## Begin RECORDS SUPPLIED

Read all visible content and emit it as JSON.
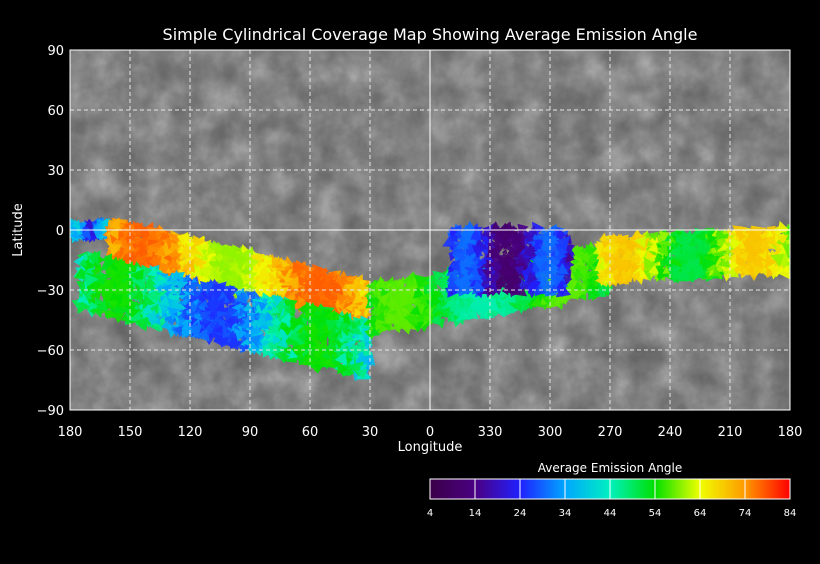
{
  "title": "Simple Cylindrical Coverage Map Showing Average Emission Angle",
  "axes": {
    "xlabel": "Longitude",
    "ylabel": "Latitude",
    "x_ticks": [
      "180",
      "150",
      "120",
      "90",
      "60",
      "30",
      "0",
      "330",
      "300",
      "270",
      "240",
      "210",
      "180"
    ],
    "y_ticks": [
      "90",
      "60",
      "30",
      "0",
      "−30",
      "−60",
      "−90"
    ],
    "grid": true
  },
  "colorbar": {
    "title": "Average Emission Angle",
    "ticks": [
      "4",
      "14",
      "24",
      "34",
      "44",
      "54",
      "64",
      "74",
      "84"
    ],
    "range": [
      4,
      84
    ]
  },
  "colors": {
    "background": "#000000",
    "grid_dashed": "#e6e6e6",
    "grid_solid": "#ffffff",
    "palette": [
      "#3a0048",
      "#4b0082",
      "#2020ff",
      "#00a6ff",
      "#00f0c0",
      "#00e000",
      "#f0ff00",
      "#ff9900",
      "#ff0000"
    ]
  },
  "chart_data": {
    "type": "map",
    "projection": "simple cylindrical",
    "x_range": [
      180,
      -180
    ],
    "y_range": [
      -90,
      90
    ],
    "coverage_bands": [
      {
        "lon": [
          178,
          160
        ],
        "lat": [
          3,
          -3
        ],
        "emission": [
          20,
          40
        ]
      },
      {
        "lon": [
          160,
          32
        ],
        "lat_center": [
          -5,
          -36
        ],
        "emission": [
          60,
          78
        ]
      },
      {
        "lon": [
          175,
          30
        ],
        "lat_center": [
          -25,
          -60
        ],
        "emission": [
          25,
          55
        ]
      },
      {
        "lon": [
          30,
          -90
        ],
        "lat_center": [
          -40,
          -20
        ],
        "emission": [
          45,
          58
        ]
      },
      {
        "lon": [
          -10,
          -70
        ],
        "lat_center": [
          -15,
          -15
        ],
        "emission": [
          10,
          30
        ]
      },
      {
        "lon": [
          -85,
          -180
        ],
        "lat_center": [
          -15,
          -10
        ],
        "emission": [
          50,
          70
        ]
      }
    ]
  }
}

## End RECORDS SUPPLIED

▶ STATED EXERCISE: Omit the pictures. Transcribe every record exactly.

▶ FULL OUTPUT:
Read all visible content and emit it as JSON.
{
  "title": "Simple Cylindrical Coverage Map Showing Average Emission Angle",
  "axes": {
    "xlabel": "Longitude",
    "ylabel": "Latitude",
    "x_ticks": [
      "180",
      "150",
      "120",
      "90",
      "60",
      "30",
      "0",
      "330",
      "300",
      "270",
      "240",
      "210",
      "180"
    ],
    "y_ticks": [
      "90",
      "60",
      "30",
      "0",
      "−30",
      "−60",
      "−90"
    ],
    "grid": true
  },
  "colorbar": {
    "title": "Average Emission Angle",
    "ticks": [
      "4",
      "14",
      "24",
      "34",
      "44",
      "54",
      "64",
      "74",
      "84"
    ],
    "range": [
      4,
      84
    ]
  },
  "colors": {
    "background": "#000000",
    "grid_dashed": "#e6e6e6",
    "grid_solid": "#ffffff",
    "palette": [
      "#3a0048",
      "#4b0082",
      "#2020ff",
      "#00a6ff",
      "#00f0c0",
      "#00e000",
      "#f0ff00",
      "#ff9900",
      "#ff0000"
    ]
  },
  "chart_data": {
    "type": "map",
    "projection": "simple cylindrical",
    "x_range": [
      180,
      -180
    ],
    "y_range": [
      -90,
      90
    ],
    "coverage_bands": [
      {
        "lon": [
          178,
          160
        ],
        "lat": [
          3,
          -3
        ],
        "emission": [
          20,
          40
        ]
      },
      {
        "lon": [
          160,
          32
        ],
        "lat_center": [
          -5,
          -36
        ],
        "emission": [
          60,
          78
        ]
      },
      {
        "lon": [
          175,
          30
        ],
        "lat_center": [
          -25,
          -60
        ],
        "emission": [
          25,
          55
        ]
      },
      {
        "lon": [
          30,
          -90
        ],
        "lat_center": [
          -40,
          -20
        ],
        "emission": [
          45,
          58
        ]
      },
      {
        "lon": [
          -10,
          -70
        ],
        "lat_center": [
          -15,
          -15
        ],
        "emission": [
          10,
          30
        ]
      },
      {
        "lon": [
          -85,
          -180
        ],
        "lat_center": [
          -15,
          -10
        ],
        "emission": [
          50,
          70
        ]
      }
    ]
  }
}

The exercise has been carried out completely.